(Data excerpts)
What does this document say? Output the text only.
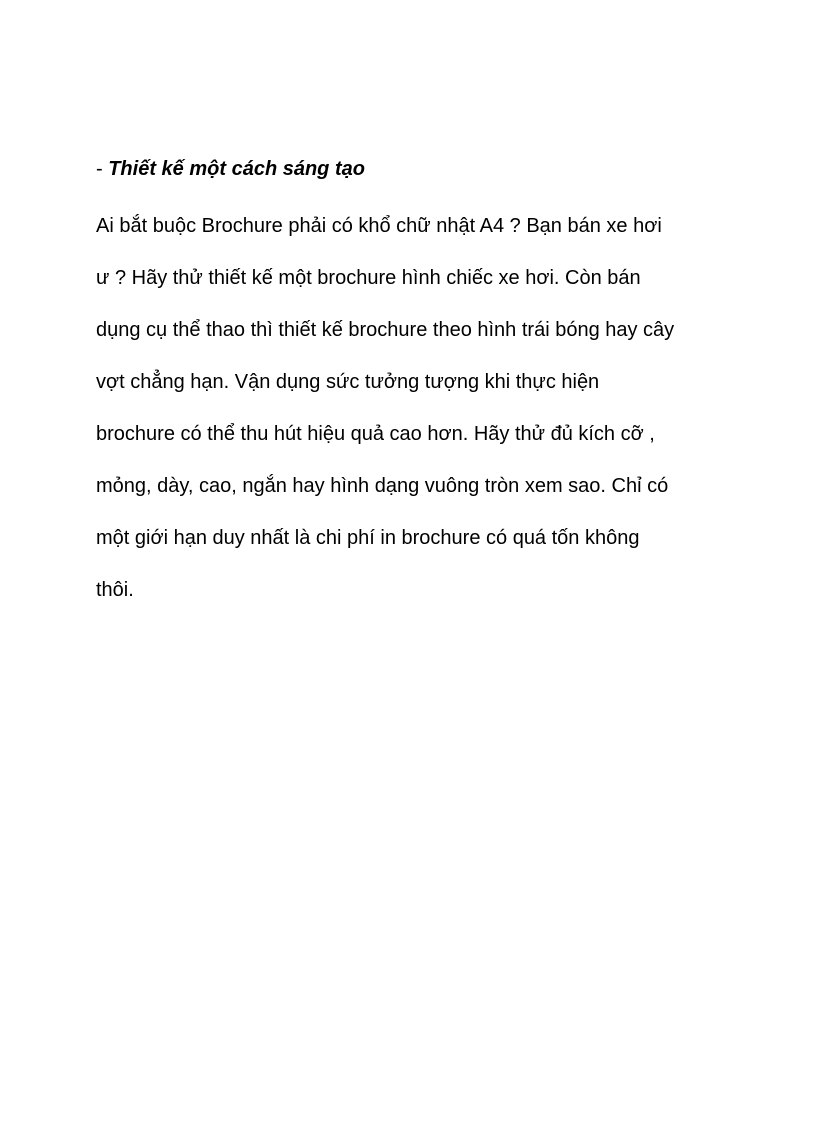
- Thiết kế một cách sáng tạo

Ai bắt buộc Brochure phải có khổ chữ nhật A4 ? Bạn bán xe hơi

ư ? Hãy thử thiết kế một brochure hình chiếc xe hơi. Còn bán

dụng cụ thể thao thì thiết kế brochure theo hình trái bóng hay cây

vợt chẳng hạn. Vận dụng sức tưởng tượng khi thực hiện

brochure có thể thu hút hiệu quả cao hơn. Hãy thử đủ kích cỡ ,

mỏng, dày, cao, ngắn hay hình dạng vuông tròn xem sao. Chỉ có

một giới hạn duy nhất là chi phí in brochure có quá tốn không

thôi.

* **GIVEN TASK**
Find all lines holding the string "hình" and copy them.

* **RESPONSE**
ư ? Hãy thử thiết kế một brochure hình chiếc xe hơi. Còn bán
dụng cụ thể thao thì thiết kế brochure theo hình trái bóng hay cây
mỏng, dày, cao, ngắn hay hình dạng vuông tròn xem sao. Chỉ có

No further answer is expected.